(Collected data entries)
--------------------------------------------------

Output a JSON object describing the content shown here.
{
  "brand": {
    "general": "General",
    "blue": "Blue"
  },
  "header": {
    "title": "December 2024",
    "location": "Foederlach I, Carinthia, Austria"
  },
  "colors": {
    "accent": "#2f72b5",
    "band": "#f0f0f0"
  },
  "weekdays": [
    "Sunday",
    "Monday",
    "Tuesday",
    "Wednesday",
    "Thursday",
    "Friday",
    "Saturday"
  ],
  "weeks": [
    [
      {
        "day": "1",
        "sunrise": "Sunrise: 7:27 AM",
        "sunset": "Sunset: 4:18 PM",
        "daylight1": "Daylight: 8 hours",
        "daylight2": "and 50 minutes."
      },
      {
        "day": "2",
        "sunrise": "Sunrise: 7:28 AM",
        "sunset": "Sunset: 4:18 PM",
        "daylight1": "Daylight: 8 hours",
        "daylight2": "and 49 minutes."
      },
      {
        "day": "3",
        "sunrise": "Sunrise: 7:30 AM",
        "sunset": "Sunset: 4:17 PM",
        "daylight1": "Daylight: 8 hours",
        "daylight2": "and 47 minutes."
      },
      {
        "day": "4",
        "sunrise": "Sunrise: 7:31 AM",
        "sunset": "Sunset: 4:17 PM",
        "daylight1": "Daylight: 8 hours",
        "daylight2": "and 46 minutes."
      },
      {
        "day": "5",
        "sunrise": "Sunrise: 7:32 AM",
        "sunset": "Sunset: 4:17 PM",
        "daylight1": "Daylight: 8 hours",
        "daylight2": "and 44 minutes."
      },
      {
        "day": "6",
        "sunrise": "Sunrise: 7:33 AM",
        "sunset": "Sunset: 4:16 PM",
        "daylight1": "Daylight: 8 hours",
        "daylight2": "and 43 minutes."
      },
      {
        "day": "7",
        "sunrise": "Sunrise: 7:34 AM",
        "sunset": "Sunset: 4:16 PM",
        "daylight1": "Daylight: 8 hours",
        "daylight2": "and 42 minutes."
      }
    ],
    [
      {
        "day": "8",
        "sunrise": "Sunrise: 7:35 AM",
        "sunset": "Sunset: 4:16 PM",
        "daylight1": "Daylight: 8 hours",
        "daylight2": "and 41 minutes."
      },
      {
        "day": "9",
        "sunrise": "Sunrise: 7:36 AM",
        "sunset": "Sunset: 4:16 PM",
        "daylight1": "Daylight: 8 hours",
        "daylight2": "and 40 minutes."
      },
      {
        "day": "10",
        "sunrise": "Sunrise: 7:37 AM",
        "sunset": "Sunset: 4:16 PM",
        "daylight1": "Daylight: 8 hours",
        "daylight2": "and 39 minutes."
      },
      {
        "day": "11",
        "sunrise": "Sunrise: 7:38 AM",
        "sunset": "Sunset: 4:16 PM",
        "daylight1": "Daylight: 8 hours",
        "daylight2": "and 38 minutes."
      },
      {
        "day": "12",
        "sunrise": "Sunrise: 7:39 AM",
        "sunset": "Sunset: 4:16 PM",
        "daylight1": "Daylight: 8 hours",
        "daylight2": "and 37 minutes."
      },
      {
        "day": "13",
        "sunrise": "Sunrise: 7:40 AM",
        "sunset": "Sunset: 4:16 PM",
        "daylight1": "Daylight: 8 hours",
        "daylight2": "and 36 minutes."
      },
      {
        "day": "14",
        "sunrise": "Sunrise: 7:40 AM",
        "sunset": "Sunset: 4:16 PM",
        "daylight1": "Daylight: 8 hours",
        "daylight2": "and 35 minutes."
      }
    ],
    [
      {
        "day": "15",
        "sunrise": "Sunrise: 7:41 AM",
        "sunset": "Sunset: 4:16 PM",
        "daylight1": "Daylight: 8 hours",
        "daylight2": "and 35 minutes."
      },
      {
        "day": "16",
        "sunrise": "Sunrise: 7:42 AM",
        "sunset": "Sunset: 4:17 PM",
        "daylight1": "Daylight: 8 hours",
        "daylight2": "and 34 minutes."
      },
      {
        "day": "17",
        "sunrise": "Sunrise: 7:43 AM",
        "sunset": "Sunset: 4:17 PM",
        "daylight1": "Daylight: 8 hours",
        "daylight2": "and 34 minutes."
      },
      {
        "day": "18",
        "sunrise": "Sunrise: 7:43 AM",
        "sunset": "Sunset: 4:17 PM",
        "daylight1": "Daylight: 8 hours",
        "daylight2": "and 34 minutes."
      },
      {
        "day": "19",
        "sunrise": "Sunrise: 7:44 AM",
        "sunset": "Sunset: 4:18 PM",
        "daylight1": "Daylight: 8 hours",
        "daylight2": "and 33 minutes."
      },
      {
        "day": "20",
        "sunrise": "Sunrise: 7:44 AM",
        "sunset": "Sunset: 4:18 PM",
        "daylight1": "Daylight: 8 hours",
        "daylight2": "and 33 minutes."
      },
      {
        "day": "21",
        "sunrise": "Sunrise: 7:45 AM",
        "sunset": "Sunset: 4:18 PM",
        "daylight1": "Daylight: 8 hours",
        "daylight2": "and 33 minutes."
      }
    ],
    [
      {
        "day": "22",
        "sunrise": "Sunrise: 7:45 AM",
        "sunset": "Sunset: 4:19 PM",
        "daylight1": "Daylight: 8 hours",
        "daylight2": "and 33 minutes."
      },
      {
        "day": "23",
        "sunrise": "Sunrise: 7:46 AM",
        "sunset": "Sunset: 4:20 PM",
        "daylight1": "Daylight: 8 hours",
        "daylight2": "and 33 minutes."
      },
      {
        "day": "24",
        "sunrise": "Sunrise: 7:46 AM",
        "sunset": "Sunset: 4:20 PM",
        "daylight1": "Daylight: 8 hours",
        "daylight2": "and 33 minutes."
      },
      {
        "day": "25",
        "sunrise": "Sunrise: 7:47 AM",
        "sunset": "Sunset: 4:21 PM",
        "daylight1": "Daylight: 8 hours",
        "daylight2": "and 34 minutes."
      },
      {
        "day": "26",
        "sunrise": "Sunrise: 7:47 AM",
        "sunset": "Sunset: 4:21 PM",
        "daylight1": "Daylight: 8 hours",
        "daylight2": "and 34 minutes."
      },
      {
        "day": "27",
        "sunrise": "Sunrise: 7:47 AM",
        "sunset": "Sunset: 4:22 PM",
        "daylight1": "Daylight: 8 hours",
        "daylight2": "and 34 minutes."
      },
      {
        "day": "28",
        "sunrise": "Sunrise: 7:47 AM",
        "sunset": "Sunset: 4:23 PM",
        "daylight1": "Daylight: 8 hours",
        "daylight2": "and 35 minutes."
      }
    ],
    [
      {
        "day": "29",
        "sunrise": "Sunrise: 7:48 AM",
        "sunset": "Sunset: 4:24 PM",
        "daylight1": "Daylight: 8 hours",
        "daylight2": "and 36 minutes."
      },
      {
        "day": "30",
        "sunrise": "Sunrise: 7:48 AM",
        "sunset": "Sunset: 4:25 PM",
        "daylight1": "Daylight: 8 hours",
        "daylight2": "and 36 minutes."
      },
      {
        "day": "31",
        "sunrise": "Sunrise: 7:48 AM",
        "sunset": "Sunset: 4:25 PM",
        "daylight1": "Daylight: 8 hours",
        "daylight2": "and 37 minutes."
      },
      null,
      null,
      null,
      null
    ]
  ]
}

--------------------------------------------------

Extract all of the data shown above and repeat it verbatim.

Output a JSON object describing the content shown here.
{
  "brand": {
    "general": "General",
    "blue": "Blue"
  },
  "header": {
    "title": "December 2024",
    "location": "Foederlach I, Carinthia, Austria"
  },
  "colors": {
    "accent": "#2f72b5",
    "band": "#f0f0f0"
  },
  "weekdays": [
    "Sunday",
    "Monday",
    "Tuesday",
    "Wednesday",
    "Thursday",
    "Friday",
    "Saturday"
  ],
  "weeks": [
    [
      {
        "day": "1",
        "sunrise": "Sunrise: 7:27 AM",
        "sunset": "Sunset: 4:18 PM",
        "daylight1": "Daylight: 8 hours",
        "daylight2": "and 50 minutes."
      },
      {
        "day": "2",
        "sunrise": "Sunrise: 7:28 AM",
        "sunset": "Sunset: 4:18 PM",
        "daylight1": "Daylight: 8 hours",
        "daylight2": "and 49 minutes."
      },
      {
        "day": "3",
        "sunrise": "Sunrise: 7:30 AM",
        "sunset": "Sunset: 4:17 PM",
        "daylight1": "Daylight: 8 hours",
        "daylight2": "and 47 minutes."
      },
      {
        "day": "4",
        "sunrise": "Sunrise: 7:31 AM",
        "sunset": "Sunset: 4:17 PM",
        "daylight1": "Daylight: 8 hours",
        "daylight2": "and 46 minutes."
      },
      {
        "day": "5",
        "sunrise": "Sunrise: 7:32 AM",
        "sunset": "Sunset: 4:17 PM",
        "daylight1": "Daylight: 8 hours",
        "daylight2": "and 44 minutes."
      },
      {
        "day": "6",
        "sunrise": "Sunrise: 7:33 AM",
        "sunset": "Sunset: 4:16 PM",
        "daylight1": "Daylight: 8 hours",
        "daylight2": "and 43 minutes."
      },
      {
        "day": "7",
        "sunrise": "Sunrise: 7:34 AM",
        "sunset": "Sunset: 4:16 PM",
        "daylight1": "Daylight: 8 hours",
        "daylight2": "and 42 minutes."
      }
    ],
    [
      {
        "day": "8",
        "sunrise": "Sunrise: 7:35 AM",
        "sunset": "Sunset: 4:16 PM",
        "daylight1": "Daylight: 8 hours",
        "daylight2": "and 41 minutes."
      },
      {
        "day": "9",
        "sunrise": "Sunrise: 7:36 AM",
        "sunset": "Sunset: 4:16 PM",
        "daylight1": "Daylight: 8 hours",
        "daylight2": "and 40 minutes."
      },
      {
        "day": "10",
        "sunrise": "Sunrise: 7:37 AM",
        "sunset": "Sunset: 4:16 PM",
        "daylight1": "Daylight: 8 hours",
        "daylight2": "and 39 minutes."
      },
      {
        "day": "11",
        "sunrise": "Sunrise: 7:38 AM",
        "sunset": "Sunset: 4:16 PM",
        "daylight1": "Daylight: 8 hours",
        "daylight2": "and 38 minutes."
      },
      {
        "day": "12",
        "sunrise": "Sunrise: 7:39 AM",
        "sunset": "Sunset: 4:16 PM",
        "daylight1": "Daylight: 8 hours",
        "daylight2": "and 37 minutes."
      },
      {
        "day": "13",
        "sunrise": "Sunrise: 7:40 AM",
        "sunset": "Sunset: 4:16 PM",
        "daylight1": "Daylight: 8 hours",
        "daylight2": "and 36 minutes."
      },
      {
        "day": "14",
        "sunrise": "Sunrise: 7:40 AM",
        "sunset": "Sunset: 4:16 PM",
        "daylight1": "Daylight: 8 hours",
        "daylight2": "and 35 minutes."
      }
    ],
    [
      {
        "day": "15",
        "sunrise": "Sunrise: 7:41 AM",
        "sunset": "Sunset: 4:16 PM",
        "daylight1": "Daylight: 8 hours",
        "daylight2": "and 35 minutes."
      },
      {
        "day": "16",
        "sunrise": "Sunrise: 7:42 AM",
        "sunset": "Sunset: 4:17 PM",
        "daylight1": "Daylight: 8 hours",
        "daylight2": "and 34 minutes."
      },
      {
        "day": "17",
        "sunrise": "Sunrise: 7:43 AM",
        "sunset": "Sunset: 4:17 PM",
        "daylight1": "Daylight: 8 hours",
        "daylight2": "and 34 minutes."
      },
      {
        "day": "18",
        "sunrise": "Sunrise: 7:43 AM",
        "sunset": "Sunset: 4:17 PM",
        "daylight1": "Daylight: 8 hours",
        "daylight2": "and 34 minutes."
      },
      {
        "day": "19",
        "sunrise": "Sunrise: 7:44 AM",
        "sunset": "Sunset: 4:18 PM",
        "daylight1": "Daylight: 8 hours",
        "daylight2": "and 33 minutes."
      },
      {
        "day": "20",
        "sunrise": "Sunrise: 7:44 AM",
        "sunset": "Sunset: 4:18 PM",
        "daylight1": "Daylight: 8 hours",
        "daylight2": "and 33 minutes."
      },
      {
        "day": "21",
        "sunrise": "Sunrise: 7:45 AM",
        "sunset": "Sunset: 4:18 PM",
        "daylight1": "Daylight: 8 hours",
        "daylight2": "and 33 minutes."
      }
    ],
    [
      {
        "day": "22",
        "sunrise": "Sunrise: 7:45 AM",
        "sunset": "Sunset: 4:19 PM",
        "daylight1": "Daylight: 8 hours",
        "daylight2": "and 33 minutes."
      },
      {
        "day": "23",
        "sunrise": "Sunrise: 7:46 AM",
        "sunset": "Sunset: 4:20 PM",
        "daylight1": "Daylight: 8 hours",
        "daylight2": "and 33 minutes."
      },
      {
        "day": "24",
        "sunrise": "Sunrise: 7:46 AM",
        "sunset": "Sunset: 4:20 PM",
        "daylight1": "Daylight: 8 hours",
        "daylight2": "and 33 minutes."
      },
      {
        "day": "25",
        "sunrise": "Sunrise: 7:47 AM",
        "sunset": "Sunset: 4:21 PM",
        "daylight1": "Daylight: 8 hours",
        "daylight2": "and 34 minutes."
      },
      {
        "day": "26",
        "sunrise": "Sunrise: 7:47 AM",
        "sunset": "Sunset: 4:21 PM",
        "daylight1": "Daylight: 8 hours",
        "daylight2": "and 34 minutes."
      },
      {
        "day": "27",
        "sunrise": "Sunrise: 7:47 AM",
        "sunset": "Sunset: 4:22 PM",
        "daylight1": "Daylight: 8 hours",
        "daylight2": "and 34 minutes."
      },
      {
        "day": "28",
        "sunrise": "Sunrise: 7:47 AM",
        "sunset": "Sunset: 4:23 PM",
        "daylight1": "Daylight: 8 hours",
        "daylight2": "and 35 minutes."
      }
    ],
    [
      {
        "day": "29",
        "sunrise": "Sunrise: 7:48 AM",
        "sunset": "Sunset: 4:24 PM",
        "daylight1": "Daylight: 8 hours",
        "daylight2": "and 36 minutes."
      },
      {
        "day": "30",
        "sunrise": "Sunrise: 7:48 AM",
        "sunset": "Sunset: 4:25 PM",
        "daylight1": "Daylight: 8 hours",
        "daylight2": "and 36 minutes."
      },
      {
        "day": "31",
        "sunrise": "Sunrise: 7:48 AM",
        "sunset": "Sunset: 4:25 PM",
        "daylight1": "Daylight: 8 hours",
        "daylight2": "and 37 minutes."
      },
      null,
      null,
      null,
      null
    ]
  ]
}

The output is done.